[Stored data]
# # # # #

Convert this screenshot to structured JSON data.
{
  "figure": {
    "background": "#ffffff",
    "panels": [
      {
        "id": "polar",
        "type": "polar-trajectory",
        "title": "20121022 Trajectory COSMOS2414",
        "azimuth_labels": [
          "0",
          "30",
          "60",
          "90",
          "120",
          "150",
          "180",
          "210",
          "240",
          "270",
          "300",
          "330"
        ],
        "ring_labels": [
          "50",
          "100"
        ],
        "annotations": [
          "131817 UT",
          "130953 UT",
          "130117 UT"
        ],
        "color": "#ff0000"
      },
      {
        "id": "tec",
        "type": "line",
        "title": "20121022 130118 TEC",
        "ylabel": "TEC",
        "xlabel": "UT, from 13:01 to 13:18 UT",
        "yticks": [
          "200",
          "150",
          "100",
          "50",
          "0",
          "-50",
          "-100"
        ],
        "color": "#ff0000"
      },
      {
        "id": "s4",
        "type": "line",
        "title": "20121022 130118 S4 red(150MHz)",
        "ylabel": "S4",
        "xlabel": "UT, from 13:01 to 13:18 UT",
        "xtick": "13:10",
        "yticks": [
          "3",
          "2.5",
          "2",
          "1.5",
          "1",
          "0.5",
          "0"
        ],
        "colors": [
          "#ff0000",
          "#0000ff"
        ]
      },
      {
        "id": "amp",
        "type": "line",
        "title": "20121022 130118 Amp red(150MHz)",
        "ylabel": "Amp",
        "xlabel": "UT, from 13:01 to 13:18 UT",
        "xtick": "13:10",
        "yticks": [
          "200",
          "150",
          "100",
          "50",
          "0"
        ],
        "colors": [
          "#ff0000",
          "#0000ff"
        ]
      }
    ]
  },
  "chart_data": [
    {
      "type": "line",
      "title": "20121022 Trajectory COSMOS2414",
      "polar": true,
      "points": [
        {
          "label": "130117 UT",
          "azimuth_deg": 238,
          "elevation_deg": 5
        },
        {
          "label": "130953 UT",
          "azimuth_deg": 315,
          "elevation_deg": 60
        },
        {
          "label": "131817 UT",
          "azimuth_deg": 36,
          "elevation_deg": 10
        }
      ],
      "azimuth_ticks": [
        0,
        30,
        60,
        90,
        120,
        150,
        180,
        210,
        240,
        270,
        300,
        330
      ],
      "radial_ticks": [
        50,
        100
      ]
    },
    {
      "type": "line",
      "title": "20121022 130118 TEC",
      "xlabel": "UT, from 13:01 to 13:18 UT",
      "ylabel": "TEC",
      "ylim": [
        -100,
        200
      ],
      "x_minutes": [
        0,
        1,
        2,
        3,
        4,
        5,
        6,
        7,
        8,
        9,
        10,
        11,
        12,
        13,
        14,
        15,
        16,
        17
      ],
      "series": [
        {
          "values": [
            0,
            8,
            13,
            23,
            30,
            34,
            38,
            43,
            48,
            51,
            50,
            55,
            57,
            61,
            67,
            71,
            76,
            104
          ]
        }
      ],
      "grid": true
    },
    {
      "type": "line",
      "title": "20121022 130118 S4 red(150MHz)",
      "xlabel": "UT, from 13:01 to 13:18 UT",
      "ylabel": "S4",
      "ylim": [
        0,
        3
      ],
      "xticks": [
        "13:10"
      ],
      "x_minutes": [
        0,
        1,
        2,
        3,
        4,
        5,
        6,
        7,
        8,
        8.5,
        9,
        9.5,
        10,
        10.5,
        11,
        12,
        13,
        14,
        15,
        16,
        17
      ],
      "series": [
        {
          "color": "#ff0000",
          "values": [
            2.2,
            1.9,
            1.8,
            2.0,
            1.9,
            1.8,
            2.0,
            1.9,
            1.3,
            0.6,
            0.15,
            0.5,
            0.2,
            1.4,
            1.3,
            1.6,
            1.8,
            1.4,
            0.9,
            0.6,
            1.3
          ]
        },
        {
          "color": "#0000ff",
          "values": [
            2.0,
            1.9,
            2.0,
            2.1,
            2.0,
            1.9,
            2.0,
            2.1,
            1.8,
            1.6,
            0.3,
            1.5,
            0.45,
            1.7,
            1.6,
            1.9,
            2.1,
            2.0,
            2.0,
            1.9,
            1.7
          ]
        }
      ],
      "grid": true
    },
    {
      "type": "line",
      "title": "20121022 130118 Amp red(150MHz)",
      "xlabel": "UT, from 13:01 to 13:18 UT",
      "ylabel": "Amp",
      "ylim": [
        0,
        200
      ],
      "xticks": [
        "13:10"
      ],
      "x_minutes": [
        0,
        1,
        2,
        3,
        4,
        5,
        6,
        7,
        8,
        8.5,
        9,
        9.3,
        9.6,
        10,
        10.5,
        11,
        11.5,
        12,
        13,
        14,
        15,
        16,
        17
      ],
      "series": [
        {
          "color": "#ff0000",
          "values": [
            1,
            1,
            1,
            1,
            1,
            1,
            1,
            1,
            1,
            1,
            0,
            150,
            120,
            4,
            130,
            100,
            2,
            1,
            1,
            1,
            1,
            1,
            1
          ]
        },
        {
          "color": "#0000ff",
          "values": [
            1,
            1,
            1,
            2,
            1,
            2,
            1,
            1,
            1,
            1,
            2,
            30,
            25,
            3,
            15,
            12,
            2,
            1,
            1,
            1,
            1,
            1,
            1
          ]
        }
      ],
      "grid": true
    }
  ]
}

# # # # #

* [WHAT TO PRODUCE]:
Exactly reproduce every line found in the records.

* [FULL ANSWER]:
Convert this screenshot to structured JSON data.
{
  "figure": {
    "background": "#ffffff",
    "panels": [
      {
        "id": "polar",
        "type": "polar-trajectory",
        "title": "20121022 Trajectory COSMOS2414",
        "azimuth_labels": [
          "0",
          "30",
          "60",
          "90",
          "120",
          "150",
          "180",
          "210",
          "240",
          "270",
          "300",
          "330"
        ],
        "ring_labels": [
          "50",
          "100"
        ],
        "annotations": [
          "131817 UT",
          "130953 UT",
          "130117 UT"
        ],
        "color": "#ff0000"
      },
      {
        "id": "tec",
        "type": "line",
        "title": "20121022 130118 TEC",
        "ylabel": "TEC",
        "xlabel": "UT, from 13:01 to 13:18 UT",
        "yticks": [
          "200",
          "150",
          "100",
          "50",
          "0",
          "-50",
          "-100"
        ],
        "color": "#ff0000"
      },
      {
        "id": "s4",
        "type": "line",
        "title": "20121022 130118 S4 red(150MHz)",
        "ylabel": "S4",
        "xlabel": "UT, from 13:01 to 13:18 UT",
        "xtick": "13:10",
        "yticks": [
          "3",
          "2.5",
          "2",
          "1.5",
          "1",
          "0.5",
          "0"
        ],
        "colors": [
          "#ff0000",
          "#0000ff"
        ]
      },
      {
        "id": "amp",
        "type": "line",
        "title": "20121022 130118 Amp red(150MHz)",
        "ylabel": "Amp",
        "xlabel": "UT, from 13:01 to 13:18 UT",
        "xtick": "13:10",
        "yticks": [
          "200",
          "150",
          "100",
          "50",
          "0"
        ],
        "colors": [
          "#ff0000",
          "#0000ff"
        ]
      }
    ]
  },
  "chart_data": [
    {
      "type": "line",
      "title": "20121022 Trajectory COSMOS2414",
      "polar": true,
      "points": [
        {
          "label": "130117 UT",
          "azimuth_deg": 238,
          "elevation_deg": 5
        },
        {
          "label": "130953 UT",
          "azimuth_deg": 315,
          "elevation_deg": 60
        },
        {
          "label": "131817 UT",
          "azimuth_deg": 36,
          "elevation_deg": 10
        }
      ],
      "azimuth_ticks": [
        0,
        30,
        60,
        90,
        120,
        150,
        180,
        210,
        240,
        270,
        300,
        330
      ],
      "radial_ticks": [
        50,
        100
      ]
    },
    {
      "type": "line",
      "title": "20121022 130118 TEC",
      "xlabel": "UT, from 13:01 to 13:18 UT",
      "ylabel": "TEC",
      "ylim": [
        -100,
        200
      ],
      "x_minutes": [
        0,
        1,
        2,
        3,
        4,
        5,
        6,
        7,
        8,
        9,
        10,
        11,
        12,
        13,
        14,
        15,
        16,
        17
      ],
      "series": [
        {
          "values": [
            0,
            8,
            13,
            23,
            30,
            34,
            38,
            43,
            48,
            51,
            50,
            55,
            57,
            61,
            67,
            71,
            76,
            104
          ]
        }
      ],
      "grid": true
    },
    {
      "type": "line",
      "title": "20121022 130118 S4 red(150MHz)",
      "xlabel": "UT, from 13:01 to 13:18 UT",
      "ylabel": "S4",
      "ylim": [
        0,
        3
      ],
      "xticks": [
        "13:10"
      ],
      "x_minutes": [
        0,
        1,
        2,
        3,
        4,
        5,
        6,
        7,
        8,
        8.5,
        9,
        9.5,
        10,
        10.5,
        11,
        12,
        13,
        14,
        15,
        16,
        17
      ],
      "series": [
        {
          "color": "#ff0000",
          "values": [
            2.2,
            1.9,
            1.8,
            2.0,
            1.9,
            1.8,
            2.0,
            1.9,
            1.3,
            0.6,
            0.15,
            0.5,
            0.2,
            1.4,
            1.3,
            1.6,
            1.8,
            1.4,
            0.9,
            0.6,
            1.3
          ]
        },
        {
          "color": "#0000ff",
          "values": [
            2.0,
            1.9,
            2.0,
            2.1,
            2.0,
            1.9,
            2.0,
            2.1,
            1.8,
            1.6,
            0.3,
            1.5,
            0.45,
            1.7,
            1.6,
            1.9,
            2.1,
            2.0,
            2.0,
            1.9,
            1.7
          ]
        }
      ],
      "grid": true
    },
    {
      "type": "line",
      "title": "20121022 130118 Amp red(150MHz)",
      "xlabel": "UT, from 13:01 to 13:18 UT",
      "ylabel": "Amp",
      "ylim": [
        0,
        200
      ],
      "xticks": [
        "13:10"
      ],
      "x_minutes": [
        0,
        1,
        2,
        3,
        4,
        5,
        6,
        7,
        8,
        8.5,
        9,
        9.3,
        9.6,
        10,
        10.5,
        11,
        11.5,
        12,
        13,
        14,
        15,
        16,
        17
      ],
      "series": [
        {
          "color": "#ff0000",
          "values": [
            1,
            1,
            1,
            1,
            1,
            1,
            1,
            1,
            1,
            1,
            0,
            150,
            120,
            4,
            130,
            100,
            2,
            1,
            1,
            1,
            1,
            1,
            1
          ]
        },
        {
          "color": "#0000ff",
          "values": [
            1,
            1,
            1,
            2,
            1,
            2,
            1,
            1,
            1,
            1,
            2,
            30,
            25,
            3,
            15,
            12,
            2,
            1,
            1,
            1,
            1,
            1,
            1
          ]
        }
      ],
      "grid": true
    }
  ]
}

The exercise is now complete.